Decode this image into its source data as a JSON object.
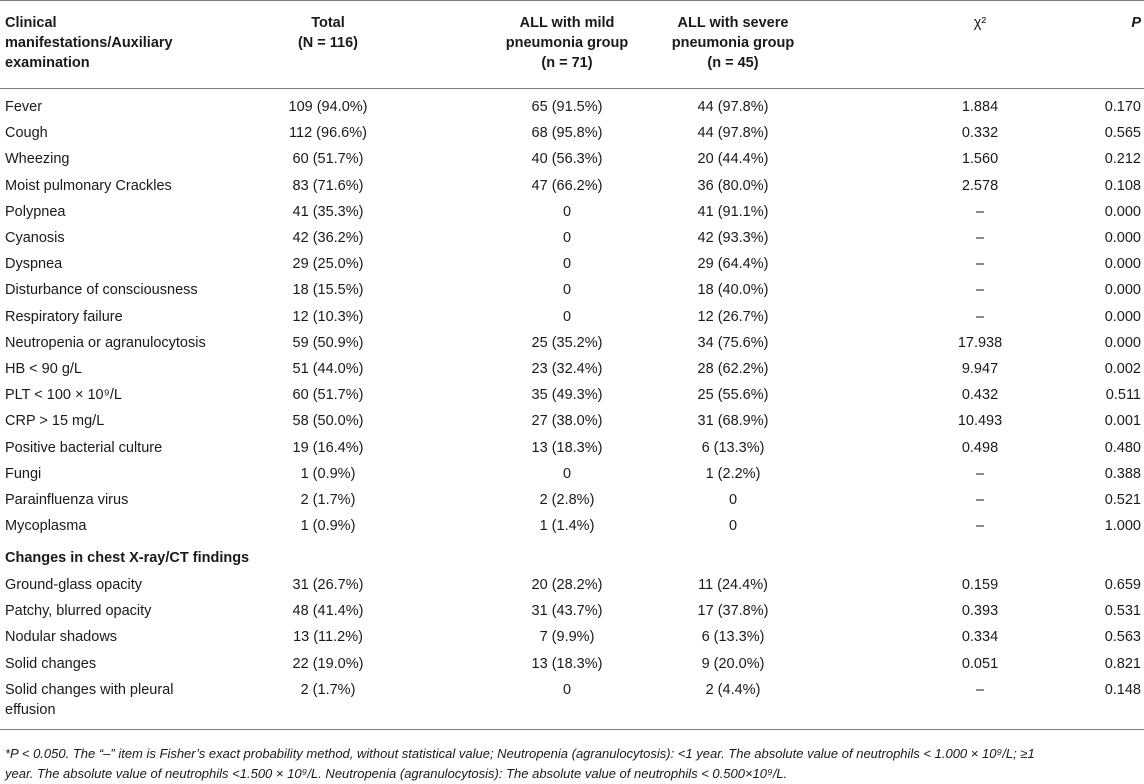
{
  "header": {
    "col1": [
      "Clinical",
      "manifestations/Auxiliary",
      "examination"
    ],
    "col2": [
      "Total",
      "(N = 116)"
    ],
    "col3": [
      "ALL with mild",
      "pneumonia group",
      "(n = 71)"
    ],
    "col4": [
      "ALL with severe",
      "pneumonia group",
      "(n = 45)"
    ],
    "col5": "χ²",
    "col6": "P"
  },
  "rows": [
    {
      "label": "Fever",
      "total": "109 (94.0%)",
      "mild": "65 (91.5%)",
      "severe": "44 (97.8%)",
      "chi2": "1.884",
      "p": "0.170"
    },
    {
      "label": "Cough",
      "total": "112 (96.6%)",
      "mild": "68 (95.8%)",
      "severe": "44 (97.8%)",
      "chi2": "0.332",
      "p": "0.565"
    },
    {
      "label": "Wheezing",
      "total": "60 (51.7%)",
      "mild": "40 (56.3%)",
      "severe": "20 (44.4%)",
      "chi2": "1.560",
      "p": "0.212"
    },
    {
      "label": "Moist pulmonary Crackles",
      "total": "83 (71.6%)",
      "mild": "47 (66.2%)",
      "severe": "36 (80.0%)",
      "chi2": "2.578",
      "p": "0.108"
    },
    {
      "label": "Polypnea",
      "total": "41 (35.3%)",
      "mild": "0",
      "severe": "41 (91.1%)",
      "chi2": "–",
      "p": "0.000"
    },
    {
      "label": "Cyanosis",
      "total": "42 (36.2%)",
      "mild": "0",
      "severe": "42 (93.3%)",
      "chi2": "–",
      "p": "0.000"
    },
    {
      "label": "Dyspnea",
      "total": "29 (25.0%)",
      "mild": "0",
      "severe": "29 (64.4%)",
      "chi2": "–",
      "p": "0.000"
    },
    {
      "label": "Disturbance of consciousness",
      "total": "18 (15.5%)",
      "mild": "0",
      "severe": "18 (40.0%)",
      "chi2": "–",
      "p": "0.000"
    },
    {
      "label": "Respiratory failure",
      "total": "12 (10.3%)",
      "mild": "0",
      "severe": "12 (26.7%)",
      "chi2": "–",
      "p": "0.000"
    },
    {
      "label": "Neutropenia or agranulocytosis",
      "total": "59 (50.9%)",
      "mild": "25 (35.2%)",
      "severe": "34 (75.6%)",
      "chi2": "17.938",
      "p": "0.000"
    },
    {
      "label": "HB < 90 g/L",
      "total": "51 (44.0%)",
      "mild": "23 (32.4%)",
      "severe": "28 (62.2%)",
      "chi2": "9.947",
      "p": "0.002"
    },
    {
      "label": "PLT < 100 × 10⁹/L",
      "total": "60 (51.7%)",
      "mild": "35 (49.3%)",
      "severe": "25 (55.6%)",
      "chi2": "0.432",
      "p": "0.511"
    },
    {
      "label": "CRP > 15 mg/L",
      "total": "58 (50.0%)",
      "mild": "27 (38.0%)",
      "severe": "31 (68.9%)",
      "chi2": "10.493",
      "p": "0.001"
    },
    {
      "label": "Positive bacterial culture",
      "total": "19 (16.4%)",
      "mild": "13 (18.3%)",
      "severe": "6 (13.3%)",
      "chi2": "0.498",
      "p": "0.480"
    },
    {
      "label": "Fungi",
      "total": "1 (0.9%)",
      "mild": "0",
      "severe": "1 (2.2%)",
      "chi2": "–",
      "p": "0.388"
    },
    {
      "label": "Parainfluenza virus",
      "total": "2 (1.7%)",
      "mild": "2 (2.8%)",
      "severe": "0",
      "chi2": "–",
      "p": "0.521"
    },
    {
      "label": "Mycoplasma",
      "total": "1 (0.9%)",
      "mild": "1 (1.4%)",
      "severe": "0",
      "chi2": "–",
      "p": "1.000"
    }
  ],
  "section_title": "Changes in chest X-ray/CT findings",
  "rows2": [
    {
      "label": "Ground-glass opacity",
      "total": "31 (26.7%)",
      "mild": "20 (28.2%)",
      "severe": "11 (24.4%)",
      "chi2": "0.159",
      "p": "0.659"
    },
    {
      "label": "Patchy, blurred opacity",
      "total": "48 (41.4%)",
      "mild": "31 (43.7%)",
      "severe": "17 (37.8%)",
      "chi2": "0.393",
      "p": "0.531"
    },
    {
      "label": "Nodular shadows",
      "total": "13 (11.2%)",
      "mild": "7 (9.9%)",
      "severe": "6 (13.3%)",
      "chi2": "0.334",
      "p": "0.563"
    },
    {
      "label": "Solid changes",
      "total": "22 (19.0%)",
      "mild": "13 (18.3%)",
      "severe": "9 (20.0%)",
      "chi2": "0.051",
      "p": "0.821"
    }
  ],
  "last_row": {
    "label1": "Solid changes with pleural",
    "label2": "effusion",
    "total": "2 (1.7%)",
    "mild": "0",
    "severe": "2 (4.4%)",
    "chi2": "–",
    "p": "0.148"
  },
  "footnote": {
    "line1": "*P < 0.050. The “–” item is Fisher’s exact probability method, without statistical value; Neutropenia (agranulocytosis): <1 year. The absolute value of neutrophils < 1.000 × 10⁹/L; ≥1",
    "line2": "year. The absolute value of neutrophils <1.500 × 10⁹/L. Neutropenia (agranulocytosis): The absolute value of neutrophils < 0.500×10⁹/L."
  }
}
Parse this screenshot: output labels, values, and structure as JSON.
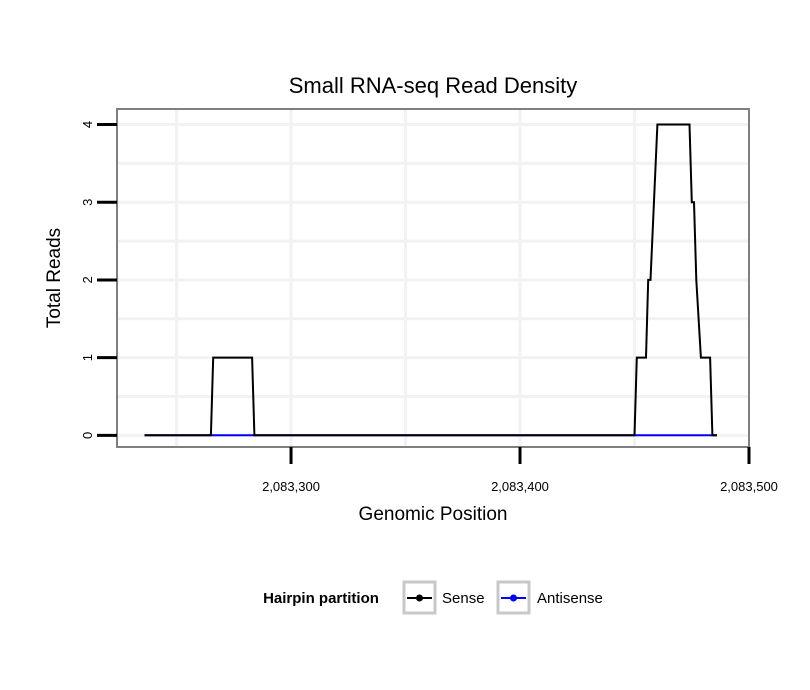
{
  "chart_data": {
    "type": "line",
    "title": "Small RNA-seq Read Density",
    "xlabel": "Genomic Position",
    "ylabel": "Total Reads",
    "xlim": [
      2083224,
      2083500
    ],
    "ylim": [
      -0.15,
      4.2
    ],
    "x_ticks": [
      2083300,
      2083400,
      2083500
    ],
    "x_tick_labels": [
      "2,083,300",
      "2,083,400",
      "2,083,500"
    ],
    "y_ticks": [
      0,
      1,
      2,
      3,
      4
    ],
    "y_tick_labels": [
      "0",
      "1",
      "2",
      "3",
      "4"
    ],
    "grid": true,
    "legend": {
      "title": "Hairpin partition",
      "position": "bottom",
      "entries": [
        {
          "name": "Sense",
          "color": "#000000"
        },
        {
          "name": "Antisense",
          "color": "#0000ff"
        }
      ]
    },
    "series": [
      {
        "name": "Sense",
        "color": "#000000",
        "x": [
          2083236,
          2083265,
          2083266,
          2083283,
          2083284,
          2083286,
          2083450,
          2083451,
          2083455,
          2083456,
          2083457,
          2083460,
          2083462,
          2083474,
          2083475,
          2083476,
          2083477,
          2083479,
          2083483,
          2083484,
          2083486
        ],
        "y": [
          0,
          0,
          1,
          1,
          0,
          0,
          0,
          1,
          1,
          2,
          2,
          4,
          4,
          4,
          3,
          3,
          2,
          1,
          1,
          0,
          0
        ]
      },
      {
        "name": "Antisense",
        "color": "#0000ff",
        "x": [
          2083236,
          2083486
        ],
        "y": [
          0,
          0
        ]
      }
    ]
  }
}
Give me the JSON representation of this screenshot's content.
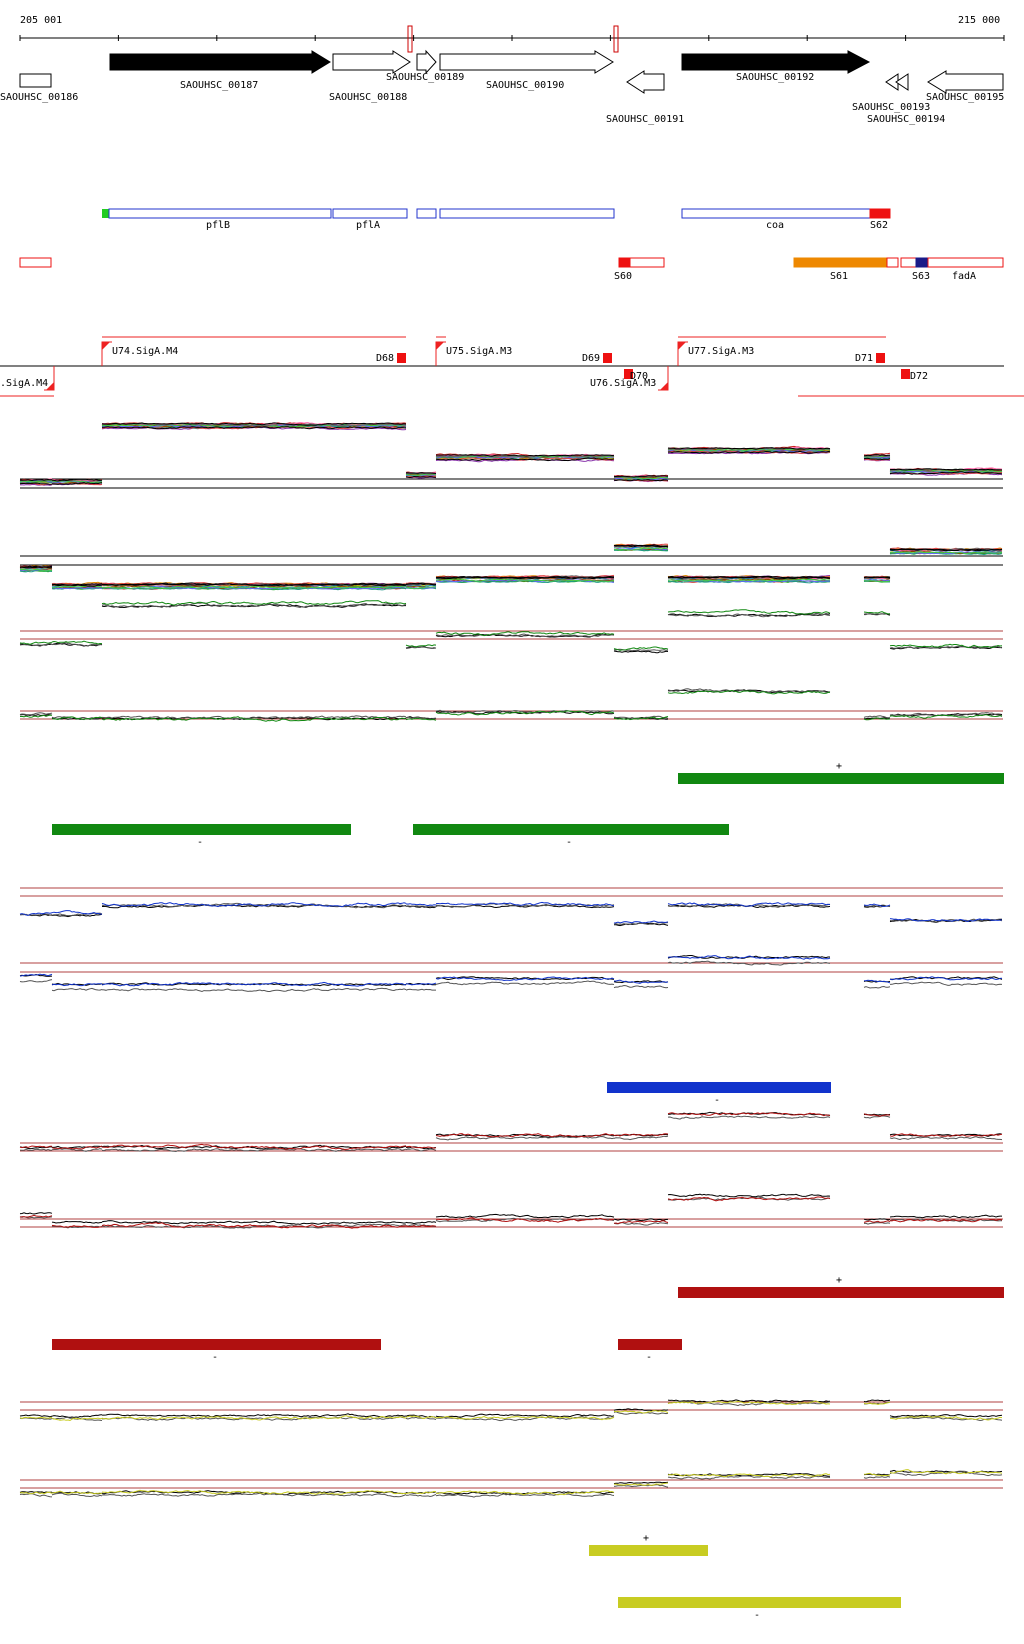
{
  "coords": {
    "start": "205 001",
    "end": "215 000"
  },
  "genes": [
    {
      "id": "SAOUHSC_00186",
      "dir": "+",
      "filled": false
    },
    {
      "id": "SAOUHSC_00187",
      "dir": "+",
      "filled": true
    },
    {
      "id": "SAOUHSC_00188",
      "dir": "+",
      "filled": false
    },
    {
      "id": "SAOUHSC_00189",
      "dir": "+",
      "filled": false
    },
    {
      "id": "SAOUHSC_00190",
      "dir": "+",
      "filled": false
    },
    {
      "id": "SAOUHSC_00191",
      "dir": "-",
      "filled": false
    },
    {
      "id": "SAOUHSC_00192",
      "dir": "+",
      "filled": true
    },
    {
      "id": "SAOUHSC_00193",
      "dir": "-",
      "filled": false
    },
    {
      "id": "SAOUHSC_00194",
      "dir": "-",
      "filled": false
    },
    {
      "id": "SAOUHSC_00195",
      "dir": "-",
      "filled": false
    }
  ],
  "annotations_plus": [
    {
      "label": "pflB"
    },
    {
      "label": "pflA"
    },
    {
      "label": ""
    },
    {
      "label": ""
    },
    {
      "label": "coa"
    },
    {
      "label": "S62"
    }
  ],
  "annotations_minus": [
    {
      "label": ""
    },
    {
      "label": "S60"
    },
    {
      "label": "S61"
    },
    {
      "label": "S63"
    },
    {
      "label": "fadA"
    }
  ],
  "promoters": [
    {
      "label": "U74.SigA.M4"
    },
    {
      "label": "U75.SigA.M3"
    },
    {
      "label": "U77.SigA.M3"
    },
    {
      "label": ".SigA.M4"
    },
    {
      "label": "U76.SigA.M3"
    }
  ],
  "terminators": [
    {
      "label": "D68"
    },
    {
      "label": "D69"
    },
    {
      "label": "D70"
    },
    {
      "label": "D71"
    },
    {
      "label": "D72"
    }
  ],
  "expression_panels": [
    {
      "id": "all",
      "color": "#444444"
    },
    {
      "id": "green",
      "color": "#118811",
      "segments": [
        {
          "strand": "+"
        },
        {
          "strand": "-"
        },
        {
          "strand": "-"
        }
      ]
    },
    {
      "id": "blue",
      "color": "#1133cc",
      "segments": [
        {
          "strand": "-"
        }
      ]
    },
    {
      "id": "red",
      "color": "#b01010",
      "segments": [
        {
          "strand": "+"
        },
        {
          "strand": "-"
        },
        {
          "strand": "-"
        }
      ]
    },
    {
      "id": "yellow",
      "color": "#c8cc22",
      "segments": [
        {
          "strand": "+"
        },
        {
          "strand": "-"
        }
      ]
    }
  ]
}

════

DESCRIPTION OF THE TASK: If a line in the entries contains the word "SigA", copy that line out.

ANSWER FOR THIS EXERCISE:
      "label": "U74.SigA.M4"
      "label": "U75.SigA.M3"
      "label": "U77.SigA.M3"
      "label": ".SigA.M4"
      "label": "U76.SigA.M3"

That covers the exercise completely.